■ **Exercise directions**: Output the data word for word, dropping every image.

(Records contained in a dataset)
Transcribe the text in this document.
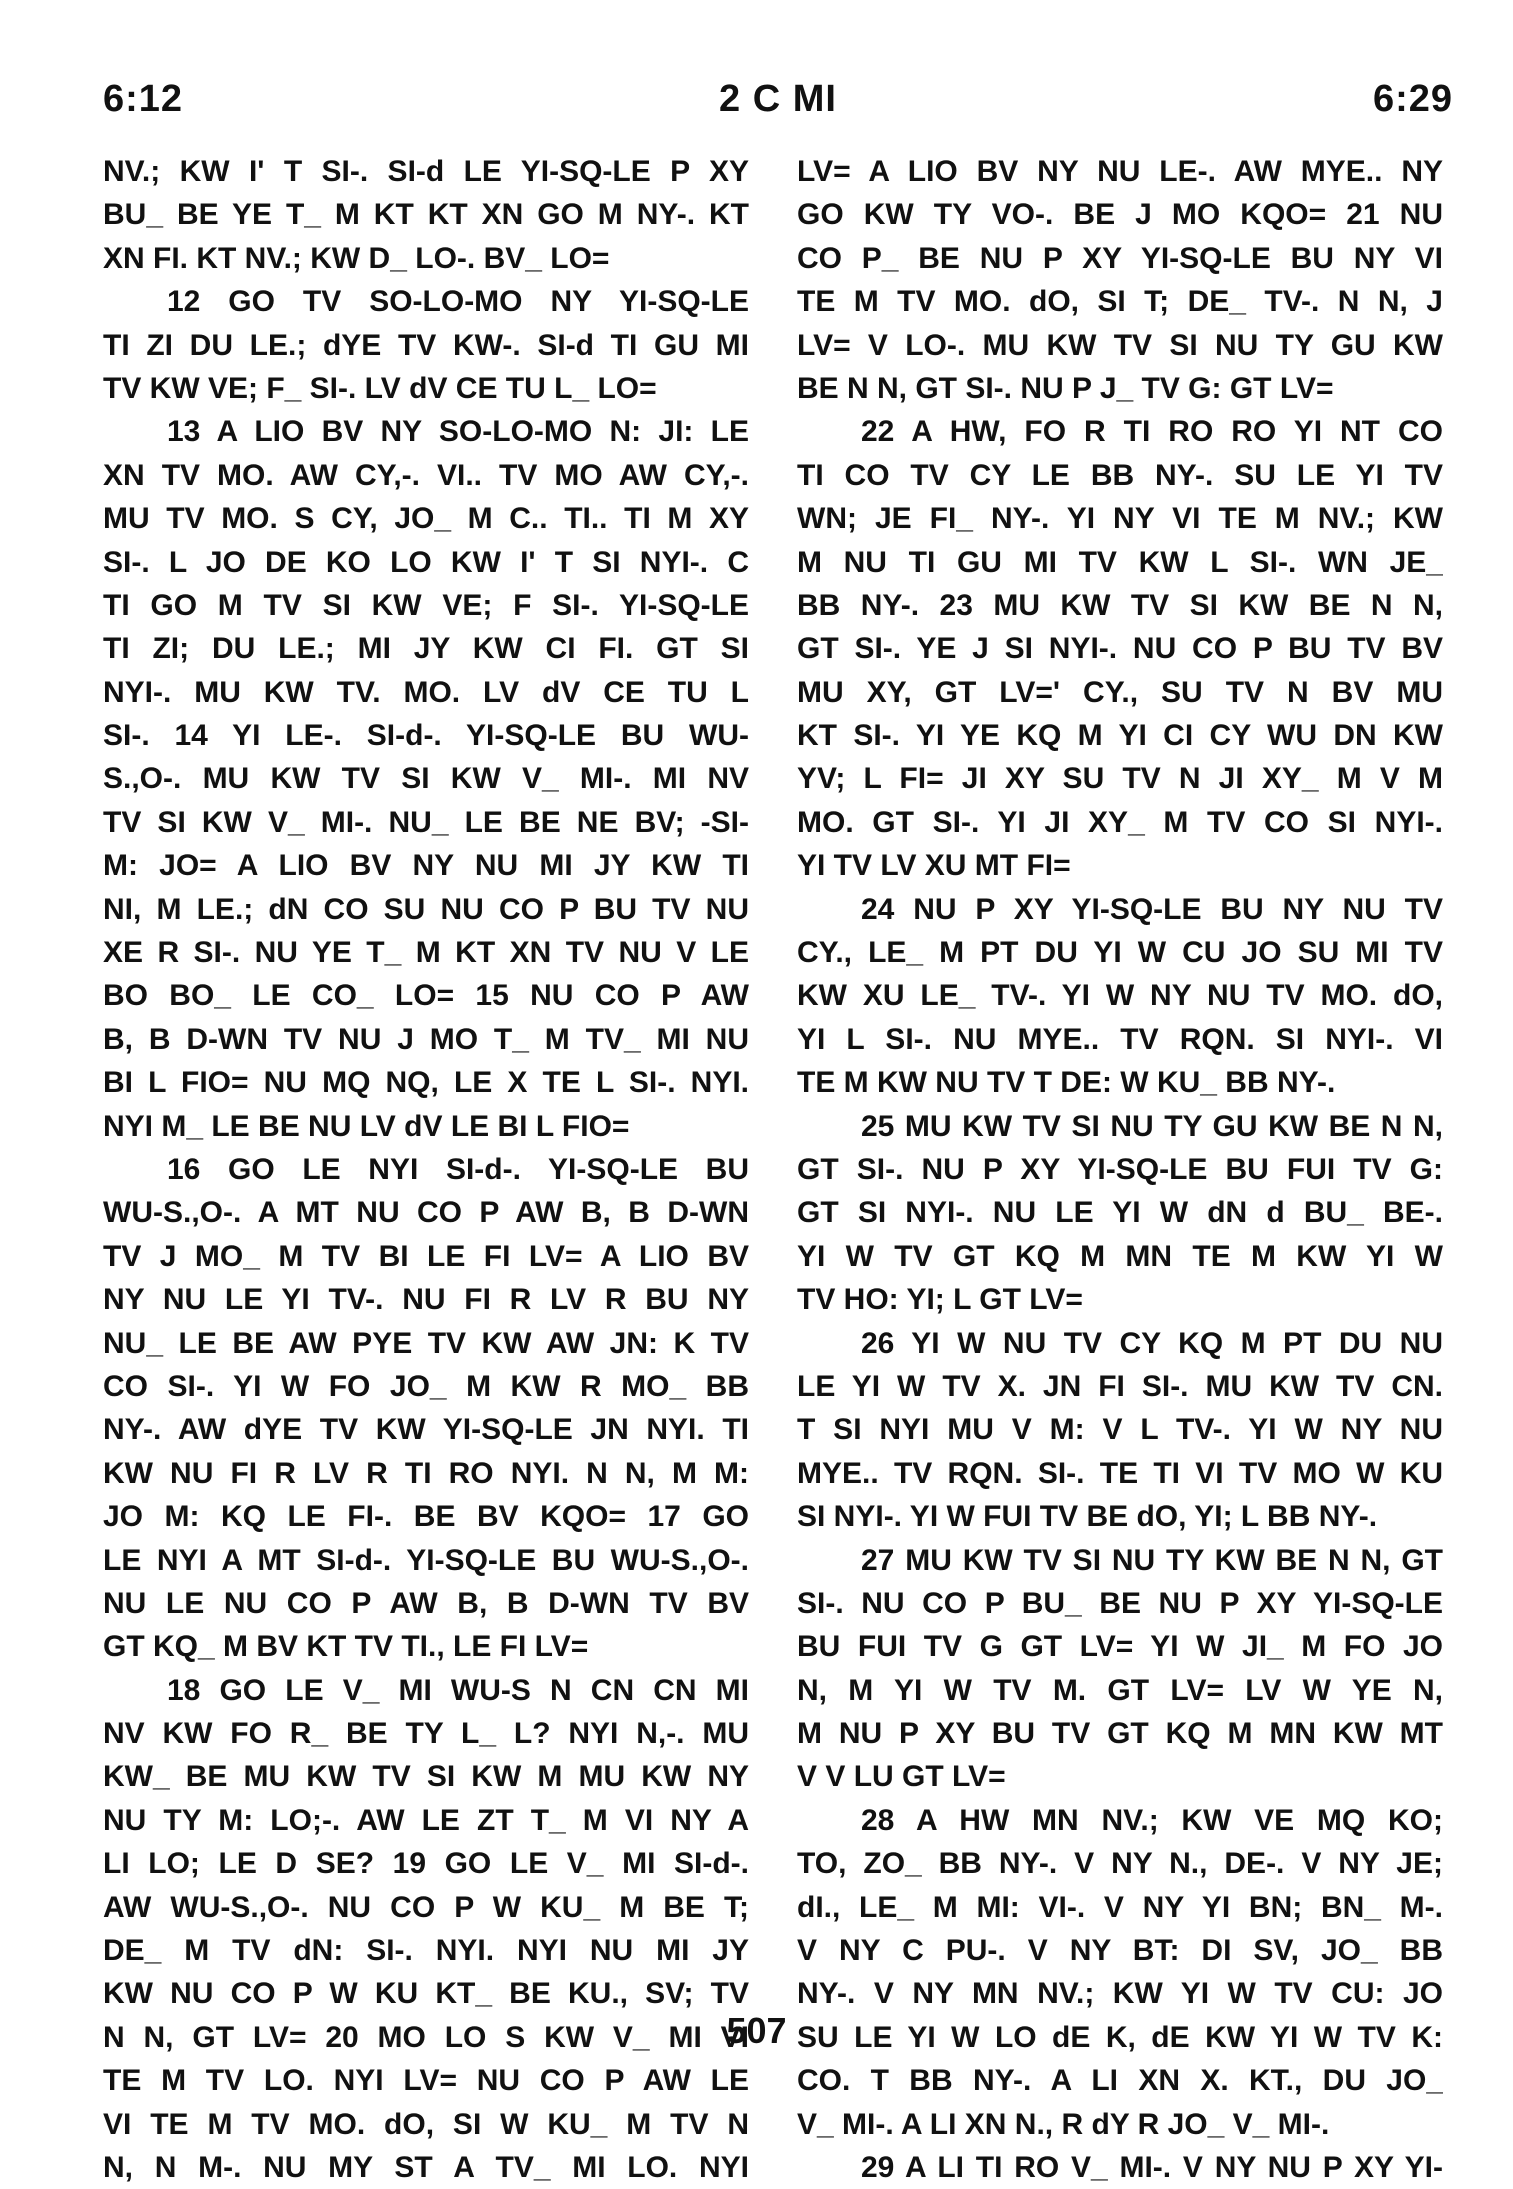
6:12	2 C MI	6:29
NV.; KW I' T SI-. SI-d LE YI-SQ-LE P XY
BU_ BE YE T_ M KT KT XN GO M NY-. KT
XN FI. KT NV.; KW D_ LO-. BV_ LO=
12 GO TV SO-LO-MO NY YI-SQ-LE
TI ZI DU LE.; dYE TV KW-. SI-d TI GU MI
TV KW VE; F_ SI-. LV dV CE TU L_ LO=
13 A LIO BV NY SO-LO-MO N: JI: LE
XN TV MO. AW CY,-. VI.. TV MO AW CY,-.
MU TV MO. S CY, JO_ M C.. TI.. TI M XY
SI-. L JO DE KO LO KW I' T SI NYI-. C
TI GO M TV SI KW VE; F SI-. YI-SQ-LE
TI ZI; DU LE.; MI JY KW CI FI. GT SI
NYI-. MU KW TV. MO. LV dV CE TU L
SI-. 14 YI LE-. SI-d-. YI-SQ-LE BU WU-
S.,O-. MU KW TV SI KW V_ MI-. MI NV
TV SI KW V_ MI-. NU_ LE BE NE BV; -SI-
M: JO= A LIO BV NY NU MI JY KW TI
NI, M LE.; dN CO SU NU CO P BU TV NU
XE R SI-. NU YE T_ M KT XN TV NU V LE
BO BO_ LE CO_ LO= 15 NU CO P AW
B, B D-WN TV NU J MO T_ M TV_ MI NU
BI L FIO= NU MQ NQ, LE X TE L SI-. NYI.
NYI M_ LE BE NU LV dV LE BI L FIO=
16 GO LE NYI SI-d-. YI-SQ-LE BU
WU-S.,O-. A MT NU CO P AW B, B D-WN
TV J MO_ M TV BI LE FI LV= A LIO BV
NY NU LE YI TV-. NU FI R LV R BU NY
NU_ LE BE AW PYE TV KW AW JN: K TV
CO SI-. YI W FO JO_ M KW R MO_ BB
NY-. AW dYE TV KW YI-SQ-LE JN NYI. TI
KW NU FI R LV R TI RO NYI. N N, M M:
JO M: KQ LE FI-. BE BV KQO= 17 GO
LE NYI A MT SI-d-. YI-SQ-LE BU WU-S.,O-.
NU LE NU CO P AW B, B D-WN TV BV
GT KQ_ M BV KT TV TI., LE FI LV=
18 GO LE V_ MI WU-S N CN CN MI
NV KW FO R_ BE TY L_ L? NYI N,-. MU
KW_ BE MU KW TV SI KW M MU KW NY
NU TY M: LO;-. AW LE ZT T_ M VI NY A
LI LO; LE D SE? 19 GO LE V_ MI SI-d-.
AW WU-S.,O-. NU CO P W KU_ M BE T;
DE_ M TV dN: SI-. NYI. NYI NU MI JY
KW NU CO P W KU KT_ BE KU., SV; TV
N N, GT LV= 20 MO LO S KW V_ MI VI
TE M TV LO. NYI LV= NU CO P AW LE
VI TE M TV MO. dO, SI W KU_ M TV N
N, N M-. NU MY ST A TV_ MI LO. NYI
LV= A LIO BV NY NU LE-. AW MYE.. NY
GO KW TY VO-. BE J MO KQO= 21 NU
CO P_ BE NU P XY YI-SQ-LE BU NY VI
TE M TV MO. dO, SI T; DE_ TV-. N N, J
LV= V LO-. MU KW TV SI NU TY GU KW
BE N N, GT SI-. NU P J_ TV G: GT LV=
22 A HW, FO R TI RO RO YI NT CO
TI CO TV CY LE BB NY-. SU LE YI TV
WN; JE FI_ NY-. YI NY VI TE M NV.; KW
M NU TI GU MI TV KW L SI-. WN JE_
BB NY-. 23 MU KW TV SI KW BE N N,
GT SI-. YE J SI NYI-. NU CO P BU TV BV
MU XY, GT LV=' CY., SU TV N BV MU
KT SI-. YI YE KQ M YI CI CY WU DN KW
YV; L FI= JI XY SU TV N JI XY_ M V M
MO. GT SI-. YI JI XY_ M TV CO SI NYI-.
YI TV LV XU MT FI=
24 NU P XY YI-SQ-LE BU NY NU TV
CY., LE_ M PT DU YI W CU JO SU MI TV
KW XU LE_ TV-. YI W NY NU TV MO. dO,
YI L SI-. NU MYE.. TV RQN. SI NYI-. VI
TE M KW NU TV T DE: W KU_ BB NY-.
25 MU KW TV SI NU TY GU KW BE N N,
GT SI-. NU P XY YI-SQ-LE BU FUI TV G:
GT SI NYI-. NU LE YI W dN d BU_ BE-.
YI W TV GT KQ M MN TE M KW YI W
TV HO: YI; L GT LV=
26 YI W NU TV CY KQ M PT DU NU
LE YI W TV X. JN FI SI-. MU KW TV CN.
T SI NYI MU V M: V L TV-. YI W NY NU
MYE.. TV RQN. SI-. TE TI VI TV MO W KU
SI NYI-. YI W FUI TV BE dO, YI; L BB NY-.
27 MU KW TV SI NU TY KW BE N N, GT
SI-. NU CO P BU_ BE NU P XY YI-SQ-LE
BU FUI TV G GT LV= YI W JI_ M FO JO
N, M YI W TV M. GT LV= LV W YE N,
M NU P XY BU TV GT KQ M MN KW MT
V V LU GT LV=
28 A HW MN NV.; KW VE MQ KO;
TO, ZO_ BB NY-. V NY N., DE-. V NY JE;
dI., LE_ M MI: VI-. V NY YI BN; BN_ M-.
V NY C PU-. V NY BT: DI SV, JO_ BB
NY-. V NY MN NV.; KW YI W TV CU: JO
SU LE YI W LO dE K, dE KW YI W TV K:
CO. T BB NY-. A LI XN X. KT., DU JO_
V_ MI-. A LI XN N., R dY R JO_ V_ MI-.
29 A LI TI RO V_ MI-. V NY NU P XY YI-
507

■ **The completed task**:
Transcribe the text in this document.
6:12	2 C MI	6:29
NV.; KW I' T SI-. SI-d LE YI-SQ-LE P XY
BU_ BE YE T_ M KT KT XN GO M NY-. KT
XN FI. KT NV.; KW D_ LO-. BV_ LO=
12 GO TV SO-LO-MO NY YI-SQ-LE
TI ZI DU LE.; dYE TV KW-. SI-d TI GU MI
TV KW VE; F_ SI-. LV dV CE TU L_ LO=
13 A LIO BV NY SO-LO-MO N: JI: LE
XN TV MO. AW CY,-. VI.. TV MO AW CY,-.
MU TV MO. S CY, JO_ M C.. TI.. TI M XY
SI-. L JO DE KO LO KW I' T SI NYI-. C
TI GO M TV SI KW VE; F SI-. YI-SQ-LE
TI ZI; DU LE.; MI JY KW CI FI. GT SI
NYI-. MU KW TV. MO. LV dV CE TU L
SI-. 14 YI LE-. SI-d-. YI-SQ-LE BU WU-
S.,O-. MU KW TV SI KW V_ MI-. MI NV
TV SI KW V_ MI-. NU_ LE BE NE BV; -SI-
M: JO= A LIO BV NY NU MI JY KW TI
NI, M LE.; dN CO SU NU CO P BU TV NU
XE R SI-. NU YE T_ M KT XN TV NU V LE
BO BO_ LE CO_ LO= 15 NU CO P AW
B, B D-WN TV NU J MO T_ M TV_ MI NU
BI L FIO= NU MQ NQ, LE X TE L SI-. NYI.
NYI M_ LE BE NU LV dV LE BI L FIO=
16 GO LE NYI SI-d-. YI-SQ-LE BU
WU-S.,O-. A MT NU CO P AW B, B D-WN
TV J MO_ M TV BI LE FI LV= A LIO BV
NY NU LE YI TV-. NU FI R LV R BU NY
NU_ LE BE AW PYE TV KW AW JN: K TV
CO SI-. YI W FO JO_ M KW R MO_ BB
NY-. AW dYE TV KW YI-SQ-LE JN NYI. TI
KW NU FI R LV R TI RO NYI. N N, M M:
JO M: KQ LE FI-. BE BV KQO= 17 GO
LE NYI A MT SI-d-. YI-SQ-LE BU WU-S.,O-.
NU LE NU CO P AW B, B D-WN TV BV
GT KQ_ M BV KT TV TI., LE FI LV=
18 GO LE V_ MI WU-S N CN CN MI
NV KW FO R_ BE TY L_ L? NYI N,-. MU
KW_ BE MU KW TV SI KW M MU KW NY
NU TY M: LO;-. AW LE ZT T_ M VI NY A
LI LO; LE D SE? 19 GO LE V_ MI SI-d-.
AW WU-S.,O-. NU CO P W KU_ M BE T;
DE_ M TV dN: SI-. NYI. NYI NU MI JY
KW NU CO P W KU KT_ BE KU., SV; TV
N N, GT LV= 20 MO LO S KW V_ MI VI
TE M TV LO. NYI LV= NU CO P AW LE
VI TE M TV MO. dO, SI W KU_ M TV N
N, N M-. NU MY ST A TV_ MI LO. NYI
LV= A LIO BV NY NU LE-. AW MYE.. NY
GO KW TY VO-. BE J MO KQO= 21 NU
CO P_ BE NU P XY YI-SQ-LE BU NY VI
TE M TV MO. dO, SI T; DE_ TV-. N N, J
LV= V LO-. MU KW TV SI NU TY GU KW
BE N N, GT SI-. NU P J_ TV G: GT LV=
22 A HW, FO R TI RO RO YI NT CO
TI CO TV CY LE BB NY-. SU LE YI TV
WN; JE FI_ NY-. YI NY VI TE M NV.; KW
M NU TI GU MI TV KW L SI-. WN JE_
BB NY-. 23 MU KW TV SI KW BE N N,
GT SI-. YE J SI NYI-. NU CO P BU TV BV
MU XY, GT LV=' CY., SU TV N BV MU
KT SI-. YI YE KQ M YI CI CY WU DN KW
YV; L FI= JI XY SU TV N JI XY_ M V M
MO. GT SI-. YI JI XY_ M TV CO SI NYI-.
YI TV LV XU MT FI=
24 NU P XY YI-SQ-LE BU NY NU TV
CY., LE_ M PT DU YI W CU JO SU MI TV
KW XU LE_ TV-. YI W NY NU TV MO. dO,
YI L SI-. NU MYE.. TV RQN. SI NYI-. VI
TE M KW NU TV T DE: W KU_ BB NY-.
25 MU KW TV SI NU TY GU KW BE N N,
GT SI-. NU P XY YI-SQ-LE BU FUI TV G:
GT SI NYI-. NU LE YI W dN d BU_ BE-.
YI W TV GT KQ M MN TE M KW YI W
TV HO: YI; L GT LV=
26 YI W NU TV CY KQ M PT DU NU
LE YI W TV X. JN FI SI-. MU KW TV CN.
T SI NYI MU V M: V L TV-. YI W NY NU
MYE.. TV RQN. SI-. TE TI VI TV MO W KU
SI NYI-. YI W FUI TV BE dO, YI; L BB NY-.
27 MU KW TV SI NU TY KW BE N N, GT
SI-. NU CO P BU_ BE NU P XY YI-SQ-LE
BU FUI TV G GT LV= YI W JI_ M FO JO
N, M YI W TV M. GT LV= LV W YE N,
M NU P XY BU TV GT KQ M MN KW MT
V V LU GT LV=
28 A HW MN NV.; KW VE MQ KO;
TO, ZO_ BB NY-. V NY N., DE-. V NY JE;
dI., LE_ M MI: VI-. V NY YI BN; BN_ M-.
V NY C PU-. V NY BT: DI SV, JO_ BB
NY-. V NY MN NV.; KW YI W TV CU: JO
SU LE YI W LO dE K, dE KW YI W TV K:
CO. T BB NY-. A LI XN X. KT., DU JO_
V_ MI-. A LI XN N., R dY R JO_ V_ MI-.
29 A LI TI RO V_ MI-. V NY NU P XY YI-
507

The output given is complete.